Appena oltre gli archi di un acquedotto romano, embedded nel tessuto urbano, la street art. Dopo aver lasciato il suo segno vitale su via Nuoro, s’impossessa della Dorothy Circus Gallery. Nello spazio interno, frenetici si confrontano codici diversi, segni di colore e linguaggi interni al gruppo. Gli strumenti sono tutti quelli possibili per dare anima e colore al rigurgito urbano partorito dalle betoniere: graffiti, stencil, poster, installazioni. I nipotini di
Basquiat e
Keith Haring invadono le gallerie, stabiliscono nuove relazioni, si prestano all’industria della comunicazione e del marketing, favoriscono la nostra endofasia. Sempre rigorosamente trasversali alle culture.
I colori forti di una pubblicità aggressiva e da fumetto è ciò che lascia il segno di
TvBoy, reduce dagli interventi in terra catalana, nella composta Barcellona. Dalle lattine urla un fumetto cattivo,
Super Pop Soup, il colore spesso fuoriesce dal perimetro stabilito, invade la parete. Si esalta il punto esclamativo, segno d’interpunzione dello stupore e dell’enfasi che arriva dritto dal lessico delle chat e degli sms. Dalla banlieue parigina spunta allegro
SupaKitch coi suoi
SupAnimal, curati e definiti, intrisi di manga e cartoon giapponesi. Alla Dorothy Circus, le croci sono i suoi morfi ricorrenti:
SupaDeath e
SupaChrist.

Dati estratti da una raccolta
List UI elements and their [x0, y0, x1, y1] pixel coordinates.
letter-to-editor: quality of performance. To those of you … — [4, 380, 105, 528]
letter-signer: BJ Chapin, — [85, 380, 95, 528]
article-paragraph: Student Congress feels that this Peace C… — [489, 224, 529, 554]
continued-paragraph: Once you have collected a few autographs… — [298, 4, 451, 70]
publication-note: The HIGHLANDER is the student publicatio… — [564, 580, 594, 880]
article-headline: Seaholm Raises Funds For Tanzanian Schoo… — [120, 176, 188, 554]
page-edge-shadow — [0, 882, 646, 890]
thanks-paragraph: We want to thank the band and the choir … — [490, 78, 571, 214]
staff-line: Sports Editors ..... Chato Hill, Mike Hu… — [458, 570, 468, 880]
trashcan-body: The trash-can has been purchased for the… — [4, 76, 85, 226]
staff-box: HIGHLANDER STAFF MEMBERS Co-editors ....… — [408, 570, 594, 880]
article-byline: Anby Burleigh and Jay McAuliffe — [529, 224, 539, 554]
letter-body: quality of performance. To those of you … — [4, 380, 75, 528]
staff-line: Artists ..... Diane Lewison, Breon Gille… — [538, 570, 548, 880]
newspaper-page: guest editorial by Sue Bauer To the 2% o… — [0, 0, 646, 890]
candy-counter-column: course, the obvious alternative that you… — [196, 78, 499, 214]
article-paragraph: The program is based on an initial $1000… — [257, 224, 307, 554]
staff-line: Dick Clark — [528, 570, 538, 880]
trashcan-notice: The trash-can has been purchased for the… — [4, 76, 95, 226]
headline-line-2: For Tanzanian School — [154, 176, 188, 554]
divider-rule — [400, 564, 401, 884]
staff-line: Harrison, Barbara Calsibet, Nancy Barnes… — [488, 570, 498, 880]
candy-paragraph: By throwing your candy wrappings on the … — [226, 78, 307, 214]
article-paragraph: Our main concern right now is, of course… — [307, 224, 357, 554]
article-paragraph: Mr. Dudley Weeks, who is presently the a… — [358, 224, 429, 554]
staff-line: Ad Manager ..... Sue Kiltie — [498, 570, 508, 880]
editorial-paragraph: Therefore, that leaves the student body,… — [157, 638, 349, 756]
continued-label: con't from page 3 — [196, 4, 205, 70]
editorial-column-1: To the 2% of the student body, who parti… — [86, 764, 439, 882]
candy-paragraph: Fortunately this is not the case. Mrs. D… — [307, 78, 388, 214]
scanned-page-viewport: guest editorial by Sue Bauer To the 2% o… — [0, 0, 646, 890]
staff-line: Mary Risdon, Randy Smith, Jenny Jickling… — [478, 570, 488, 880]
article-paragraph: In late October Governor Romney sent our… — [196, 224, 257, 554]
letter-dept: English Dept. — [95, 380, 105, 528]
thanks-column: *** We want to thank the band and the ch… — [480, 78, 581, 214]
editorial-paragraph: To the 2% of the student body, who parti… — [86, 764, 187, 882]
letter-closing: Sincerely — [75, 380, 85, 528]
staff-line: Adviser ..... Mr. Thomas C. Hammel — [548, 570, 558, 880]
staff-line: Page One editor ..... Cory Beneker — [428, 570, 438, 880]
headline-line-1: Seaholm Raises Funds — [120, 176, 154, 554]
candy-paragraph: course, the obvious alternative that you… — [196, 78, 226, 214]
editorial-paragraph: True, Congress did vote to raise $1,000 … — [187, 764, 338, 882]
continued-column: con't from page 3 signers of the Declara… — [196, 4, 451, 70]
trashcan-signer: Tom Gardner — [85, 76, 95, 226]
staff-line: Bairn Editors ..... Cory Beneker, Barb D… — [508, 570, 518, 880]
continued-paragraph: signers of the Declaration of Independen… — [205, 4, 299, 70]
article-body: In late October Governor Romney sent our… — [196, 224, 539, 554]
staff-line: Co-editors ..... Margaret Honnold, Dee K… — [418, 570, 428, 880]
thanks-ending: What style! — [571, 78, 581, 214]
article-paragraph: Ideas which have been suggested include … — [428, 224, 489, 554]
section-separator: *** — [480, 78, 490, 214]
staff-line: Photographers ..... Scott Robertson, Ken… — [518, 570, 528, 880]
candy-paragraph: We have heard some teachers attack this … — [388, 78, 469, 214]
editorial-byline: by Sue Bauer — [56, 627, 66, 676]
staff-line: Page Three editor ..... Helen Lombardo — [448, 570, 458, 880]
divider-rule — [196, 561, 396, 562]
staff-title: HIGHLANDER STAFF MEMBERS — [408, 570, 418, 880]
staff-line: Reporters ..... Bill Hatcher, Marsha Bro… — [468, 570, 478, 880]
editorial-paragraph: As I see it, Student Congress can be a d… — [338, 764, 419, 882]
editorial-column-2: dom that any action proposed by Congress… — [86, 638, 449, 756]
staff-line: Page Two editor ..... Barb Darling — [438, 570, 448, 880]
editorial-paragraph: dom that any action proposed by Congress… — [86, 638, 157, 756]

## CONSEGNA
Riporta fedelmente, dal brano sulla street art, la parte che si apre con le parole contenenti "I colori forti" e si chiude con "SupaChrist.". Le voci elencate sono materiale a sé, separato dal brano.

## SOLUZIONE ESERCIZIO
I colori forti di una pubblicità aggressiva e da fumetto è ciò che lascia il segno di
TvBoy, reduce dagli interventi in terra catalana, nella composta Barcellona. Dalle lattine urla un fumetto cattivo,
Super Pop Soup, il colore spesso fuoriesce dal perimetro stabilito, invade la parete. Si esalta il punto esclamativo, segno d’interpunzione dello stupore e dell’enfasi che arriva dritto dal lessico delle chat e degli sms. Dalla banlieue parigina spunta allegro
SupaKitch coi suoi
SupAnimal, curati e definiti, intrisi di manga e cartoon giapponesi. Alla Dorothy Circus, le croci sono i suoi morfi ricorrenti:
SupaDeath e
SupaChrist.